* [EXERCISE PROMPT]
Report how many lines in the records below contain the string "label", and give only that number.

Spatial layout entries:
+++

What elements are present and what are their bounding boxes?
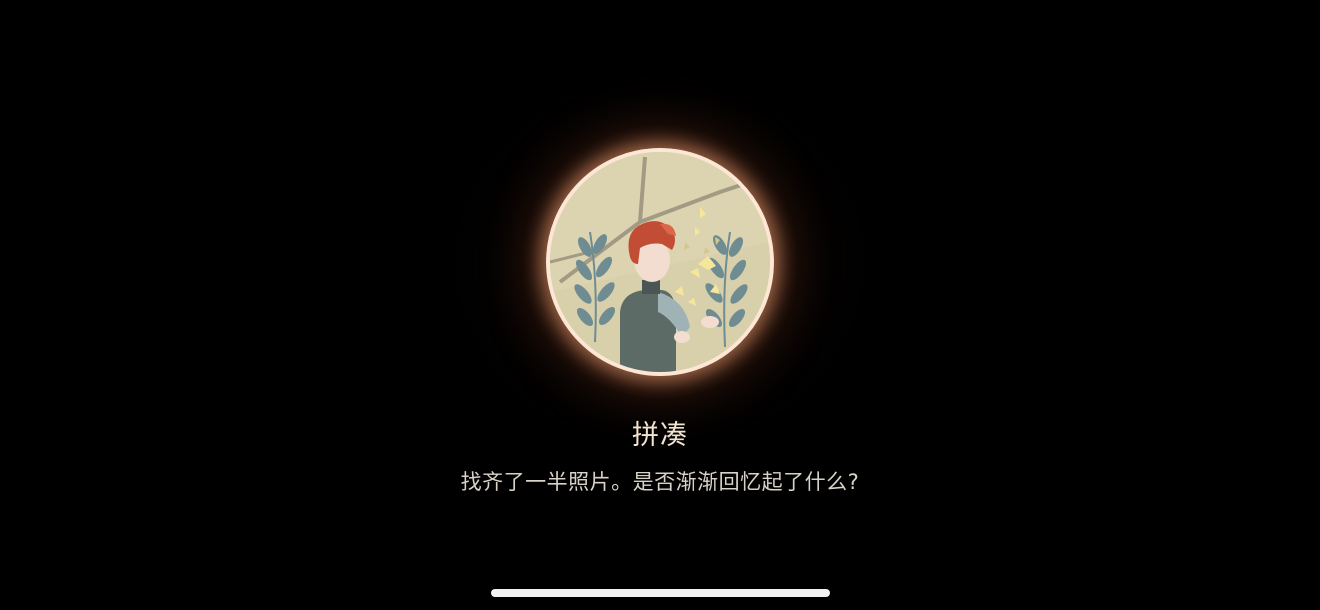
achievement-screen: 拼凑 找齐了一半照片。是否渐渐回忆起了什么?: [0, 0, 1320, 610]
achievement-badge: [546, 148, 774, 376]
achievement-description: 找齐了一半照片。是否渐渐回忆起了什么?: [460, 470, 860, 494]
achievement-badge-ring: [546, 148, 774, 376]
achievement-title: 拼凑: [632, 420, 688, 451]
home-indicator[interactable]: [491, 589, 830, 597]
boy-with-butterflies-illustration: [550, 152, 770, 372]
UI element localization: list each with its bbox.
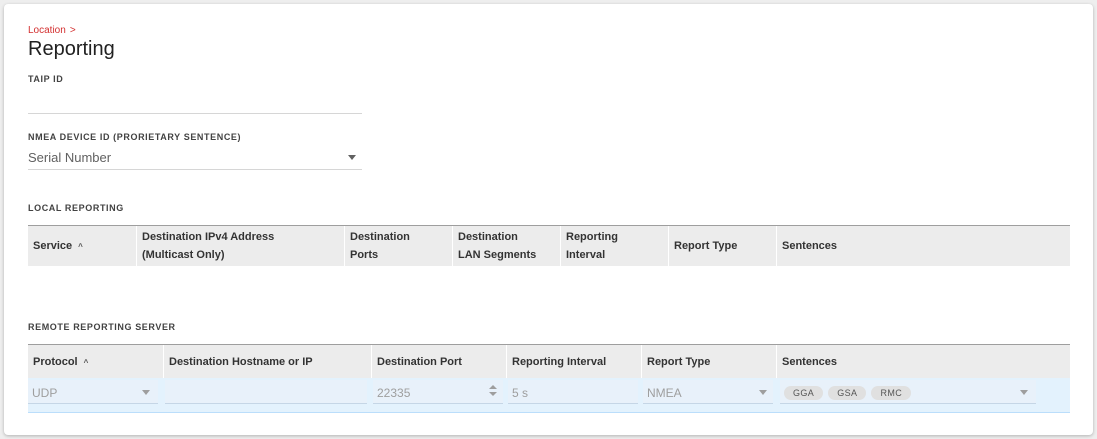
column-header-label: Destination Port xyxy=(377,356,462,368)
reporting-interval-input[interactable]: 5 s xyxy=(508,380,638,404)
column-header-report-type[interactable]: Report Type xyxy=(641,345,776,379)
sentence-chip[interactable]: GGA xyxy=(784,386,824,400)
page-title: Reporting xyxy=(28,38,115,60)
nmea-device-id-value: Serial Number xyxy=(28,150,112,165)
column-header-protocol[interactable]: Protocol ^ xyxy=(28,345,163,379)
column-header-label: Report Type xyxy=(674,240,738,252)
caret-down-icon xyxy=(348,155,356,160)
column-header-line1: Destination IPv4 Address xyxy=(142,231,275,243)
report-type-value: NMEA xyxy=(647,386,682,400)
column-header-line2: (Multicast Only) xyxy=(142,249,225,261)
column-header-sentences[interactable]: Sentences xyxy=(776,226,1070,266)
column-header-reporting-interval[interactable]: Reporting Interval xyxy=(506,345,641,379)
destination-port-value: 22335 xyxy=(377,386,411,400)
destination-port-stepper[interactable]: 22335 xyxy=(373,380,503,404)
report-type-select[interactable]: NMEA xyxy=(643,380,773,404)
taip-id-label: TAIP ID xyxy=(28,74,64,84)
column-header-sentences[interactable]: Sentences xyxy=(776,345,1070,379)
reporting-card: Location > Reporting TAIP ID NMEA DEVICE … xyxy=(4,4,1093,435)
stepper-arrows-icon[interactable] xyxy=(488,384,498,398)
sentence-chip[interactable]: GSA xyxy=(828,386,867,400)
column-header-line1: Reporting xyxy=(566,231,618,243)
protocol-value: UDP xyxy=(32,386,58,400)
protocol-select[interactable]: UDP xyxy=(28,380,158,404)
local-reporting-table-header: Service ^ Destination IPv4 Address (Multi… xyxy=(28,225,1070,266)
sentence-chips: GGA GSA RMC xyxy=(784,385,916,400)
column-header-line1: Destination xyxy=(350,231,410,243)
nmea-device-id-label: NMEA DEVICE ID (PRORIETARY SENTENCE) xyxy=(28,132,242,142)
sentences-multiselect[interactable]: GGA GSA RMC xyxy=(780,380,1036,404)
column-header-label: Destination Hostname or IP xyxy=(169,356,313,368)
sort-asc-icon: ^ xyxy=(78,242,83,251)
column-header-destination-port[interactable]: Destination Port xyxy=(371,345,506,379)
column-header-label: Sentences xyxy=(782,240,838,252)
caret-down-icon xyxy=(142,390,150,395)
column-header-destination-lan-segments[interactable]: Destination LAN Segments xyxy=(452,226,560,266)
breadcrumb: Location > xyxy=(28,25,76,36)
local-reporting-title: LOCAL REPORTING xyxy=(28,203,124,213)
breadcrumb-location-link[interactable]: Location xyxy=(28,25,66,36)
sort-asc-icon: ^ xyxy=(83,358,89,367)
column-header-line2: Ports xyxy=(350,249,379,261)
chevron-right-icon: > xyxy=(69,25,76,36)
remote-server-row: UDP 22335 5 s NMEA GGA GSA RMC xyxy=(28,378,1070,413)
column-header-destination-ports[interactable]: Destination Ports xyxy=(344,226,452,266)
column-header-report-type[interactable]: Report Type xyxy=(668,226,776,266)
sentence-chip[interactable]: RMC xyxy=(871,386,912,400)
column-header-service[interactable]: Service ^ xyxy=(28,226,136,266)
nmea-device-id-select[interactable]: Serial Number xyxy=(28,147,362,170)
column-header-line2: Interval xyxy=(566,249,606,261)
column-header-label: Reporting Interval xyxy=(512,356,607,368)
reporting-interval-value: 5 s xyxy=(512,386,529,400)
column-header-line1: Destination xyxy=(458,231,518,243)
column-header-reporting-interval[interactable]: Reporting Interval xyxy=(560,226,668,266)
destination-hostname-input[interactable] xyxy=(165,380,367,404)
caret-down-icon xyxy=(1020,390,1028,395)
column-header-destination-ipv4[interactable]: Destination IPv4 Address (Multicast Only… xyxy=(136,226,344,266)
taip-id-input[interactable] xyxy=(28,91,362,114)
caret-down-icon xyxy=(759,390,767,395)
column-header-label: Sentences xyxy=(782,356,838,368)
column-header-label: Report Type xyxy=(647,356,711,368)
column-header-label: Service xyxy=(33,240,73,252)
remote-reporting-server-title: REMOTE REPORTING SERVER xyxy=(28,322,176,332)
column-header-label: Protocol xyxy=(33,356,78,368)
remote-reporting-table-header: Protocol ^ Destination Hostname or IP Des… xyxy=(28,344,1070,379)
column-header-line2: LAN Segments xyxy=(458,249,537,261)
column-header-destination-hostname[interactable]: Destination Hostname or IP xyxy=(163,345,371,379)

+++

* [TASK SOLUTION]
11